TO DO
Search the material for lines containing the word "tillförlitliga", and copy each one.
•••
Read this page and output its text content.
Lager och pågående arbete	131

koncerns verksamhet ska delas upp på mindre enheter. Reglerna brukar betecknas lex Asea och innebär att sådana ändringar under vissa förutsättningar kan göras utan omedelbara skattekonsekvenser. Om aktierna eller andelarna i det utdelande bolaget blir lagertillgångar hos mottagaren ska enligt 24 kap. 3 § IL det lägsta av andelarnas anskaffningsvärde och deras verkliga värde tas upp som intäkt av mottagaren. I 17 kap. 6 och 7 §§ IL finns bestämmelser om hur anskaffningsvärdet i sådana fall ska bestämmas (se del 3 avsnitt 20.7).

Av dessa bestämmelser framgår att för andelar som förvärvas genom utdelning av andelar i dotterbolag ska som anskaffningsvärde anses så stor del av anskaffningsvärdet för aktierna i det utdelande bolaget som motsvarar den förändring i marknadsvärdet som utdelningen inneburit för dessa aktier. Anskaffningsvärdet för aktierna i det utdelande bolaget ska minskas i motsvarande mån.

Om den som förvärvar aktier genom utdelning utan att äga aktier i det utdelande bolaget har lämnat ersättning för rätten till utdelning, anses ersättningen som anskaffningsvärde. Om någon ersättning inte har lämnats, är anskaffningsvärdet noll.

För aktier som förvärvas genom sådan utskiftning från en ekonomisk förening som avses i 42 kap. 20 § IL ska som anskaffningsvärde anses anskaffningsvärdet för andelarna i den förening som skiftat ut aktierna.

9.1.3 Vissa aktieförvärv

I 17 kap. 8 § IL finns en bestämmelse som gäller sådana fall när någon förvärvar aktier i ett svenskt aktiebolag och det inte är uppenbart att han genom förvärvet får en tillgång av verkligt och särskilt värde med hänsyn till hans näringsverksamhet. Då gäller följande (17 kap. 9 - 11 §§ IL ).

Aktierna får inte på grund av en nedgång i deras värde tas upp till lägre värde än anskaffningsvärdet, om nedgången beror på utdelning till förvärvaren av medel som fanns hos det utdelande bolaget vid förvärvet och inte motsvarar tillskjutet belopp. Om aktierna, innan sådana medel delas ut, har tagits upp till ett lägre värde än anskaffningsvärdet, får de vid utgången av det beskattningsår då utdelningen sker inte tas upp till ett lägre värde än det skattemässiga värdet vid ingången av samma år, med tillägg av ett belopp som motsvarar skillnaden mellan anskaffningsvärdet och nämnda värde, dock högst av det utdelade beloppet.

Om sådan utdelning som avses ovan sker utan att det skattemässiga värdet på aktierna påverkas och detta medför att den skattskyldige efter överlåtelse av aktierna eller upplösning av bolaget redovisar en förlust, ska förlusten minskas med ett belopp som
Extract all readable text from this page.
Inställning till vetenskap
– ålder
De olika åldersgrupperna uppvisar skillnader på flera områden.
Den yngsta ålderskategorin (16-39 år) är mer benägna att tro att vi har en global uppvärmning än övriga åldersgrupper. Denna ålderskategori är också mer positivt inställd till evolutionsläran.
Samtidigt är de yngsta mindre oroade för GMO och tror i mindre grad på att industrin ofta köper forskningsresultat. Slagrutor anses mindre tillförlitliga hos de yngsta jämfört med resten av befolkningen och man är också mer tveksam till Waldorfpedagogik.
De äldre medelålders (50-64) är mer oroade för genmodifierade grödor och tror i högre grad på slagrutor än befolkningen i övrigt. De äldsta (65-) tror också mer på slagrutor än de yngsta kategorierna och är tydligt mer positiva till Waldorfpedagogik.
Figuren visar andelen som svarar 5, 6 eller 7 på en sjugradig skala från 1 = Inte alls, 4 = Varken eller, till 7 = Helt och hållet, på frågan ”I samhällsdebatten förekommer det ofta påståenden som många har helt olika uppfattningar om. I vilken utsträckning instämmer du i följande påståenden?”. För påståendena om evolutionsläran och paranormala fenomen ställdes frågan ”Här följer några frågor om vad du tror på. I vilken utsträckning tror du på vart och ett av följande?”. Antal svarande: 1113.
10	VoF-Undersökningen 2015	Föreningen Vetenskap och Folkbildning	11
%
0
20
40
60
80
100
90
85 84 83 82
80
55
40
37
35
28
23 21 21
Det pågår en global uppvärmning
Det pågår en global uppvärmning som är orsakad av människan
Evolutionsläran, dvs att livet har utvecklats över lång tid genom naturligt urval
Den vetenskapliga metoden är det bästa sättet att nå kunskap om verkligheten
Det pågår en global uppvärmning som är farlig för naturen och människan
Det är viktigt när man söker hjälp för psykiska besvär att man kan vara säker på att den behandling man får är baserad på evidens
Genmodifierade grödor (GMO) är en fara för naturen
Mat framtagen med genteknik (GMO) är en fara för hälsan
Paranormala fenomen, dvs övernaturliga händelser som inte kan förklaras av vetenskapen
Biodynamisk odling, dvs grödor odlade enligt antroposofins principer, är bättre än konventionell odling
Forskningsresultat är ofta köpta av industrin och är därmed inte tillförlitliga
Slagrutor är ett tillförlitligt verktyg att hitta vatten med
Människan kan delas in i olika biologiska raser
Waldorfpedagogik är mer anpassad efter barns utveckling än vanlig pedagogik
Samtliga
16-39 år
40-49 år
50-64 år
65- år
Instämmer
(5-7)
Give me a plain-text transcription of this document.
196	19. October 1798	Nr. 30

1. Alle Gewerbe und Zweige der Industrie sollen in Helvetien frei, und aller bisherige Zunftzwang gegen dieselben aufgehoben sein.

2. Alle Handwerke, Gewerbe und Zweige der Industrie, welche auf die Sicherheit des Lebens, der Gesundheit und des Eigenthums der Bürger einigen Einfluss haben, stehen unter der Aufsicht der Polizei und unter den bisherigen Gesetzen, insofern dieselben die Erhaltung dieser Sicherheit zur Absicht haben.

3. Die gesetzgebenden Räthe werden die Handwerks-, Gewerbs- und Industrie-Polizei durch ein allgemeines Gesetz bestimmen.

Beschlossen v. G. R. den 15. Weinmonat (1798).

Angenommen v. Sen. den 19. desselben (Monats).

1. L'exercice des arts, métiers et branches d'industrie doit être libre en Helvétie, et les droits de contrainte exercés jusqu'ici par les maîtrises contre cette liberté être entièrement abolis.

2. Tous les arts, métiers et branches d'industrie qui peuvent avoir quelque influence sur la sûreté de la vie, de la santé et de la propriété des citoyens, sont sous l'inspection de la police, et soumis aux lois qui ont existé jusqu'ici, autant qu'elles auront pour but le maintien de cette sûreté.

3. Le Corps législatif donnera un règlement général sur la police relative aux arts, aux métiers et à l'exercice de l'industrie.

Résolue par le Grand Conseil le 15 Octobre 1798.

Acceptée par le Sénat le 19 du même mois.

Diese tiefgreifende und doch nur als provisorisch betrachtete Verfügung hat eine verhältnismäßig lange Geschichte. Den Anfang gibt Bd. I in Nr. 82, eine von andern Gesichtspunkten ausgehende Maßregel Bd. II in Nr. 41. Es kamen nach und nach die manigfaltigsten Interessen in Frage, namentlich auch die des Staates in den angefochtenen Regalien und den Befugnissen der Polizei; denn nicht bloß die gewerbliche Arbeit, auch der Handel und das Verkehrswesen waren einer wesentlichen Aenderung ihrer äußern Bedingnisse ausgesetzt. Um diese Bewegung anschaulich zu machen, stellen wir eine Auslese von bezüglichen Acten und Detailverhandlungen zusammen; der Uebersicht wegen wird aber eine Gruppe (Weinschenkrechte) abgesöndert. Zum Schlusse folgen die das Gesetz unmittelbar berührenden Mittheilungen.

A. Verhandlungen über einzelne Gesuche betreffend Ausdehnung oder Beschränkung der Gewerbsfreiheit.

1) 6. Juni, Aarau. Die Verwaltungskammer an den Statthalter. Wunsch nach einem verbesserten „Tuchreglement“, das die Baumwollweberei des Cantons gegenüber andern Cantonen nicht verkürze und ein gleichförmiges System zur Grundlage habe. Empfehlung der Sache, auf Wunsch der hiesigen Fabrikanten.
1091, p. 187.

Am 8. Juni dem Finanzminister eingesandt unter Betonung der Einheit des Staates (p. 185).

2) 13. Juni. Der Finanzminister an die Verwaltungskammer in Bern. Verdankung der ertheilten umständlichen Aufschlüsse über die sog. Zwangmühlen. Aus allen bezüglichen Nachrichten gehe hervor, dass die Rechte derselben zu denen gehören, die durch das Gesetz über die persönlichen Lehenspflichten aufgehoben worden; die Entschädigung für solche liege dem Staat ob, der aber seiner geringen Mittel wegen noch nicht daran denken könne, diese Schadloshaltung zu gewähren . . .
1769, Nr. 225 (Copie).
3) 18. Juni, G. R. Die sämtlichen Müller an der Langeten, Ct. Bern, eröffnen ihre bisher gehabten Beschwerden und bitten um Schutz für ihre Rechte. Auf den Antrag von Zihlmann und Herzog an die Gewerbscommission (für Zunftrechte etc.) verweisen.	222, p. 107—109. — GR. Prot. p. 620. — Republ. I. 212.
•••
TASK OUTPUT
Samtidigt är de yngsta mindre oroade för GMO och tror i mindre grad på att industrin ofta köper forskningsresultat. Slagrutor anses mindre tillförlitliga hos de yngsta jämfört med resten av befolkningen och man är också mer tveksam till Waldorfpedagogik.
Forskningsresultat är ofta köpta av industrin och är därmed inte tillförlitliga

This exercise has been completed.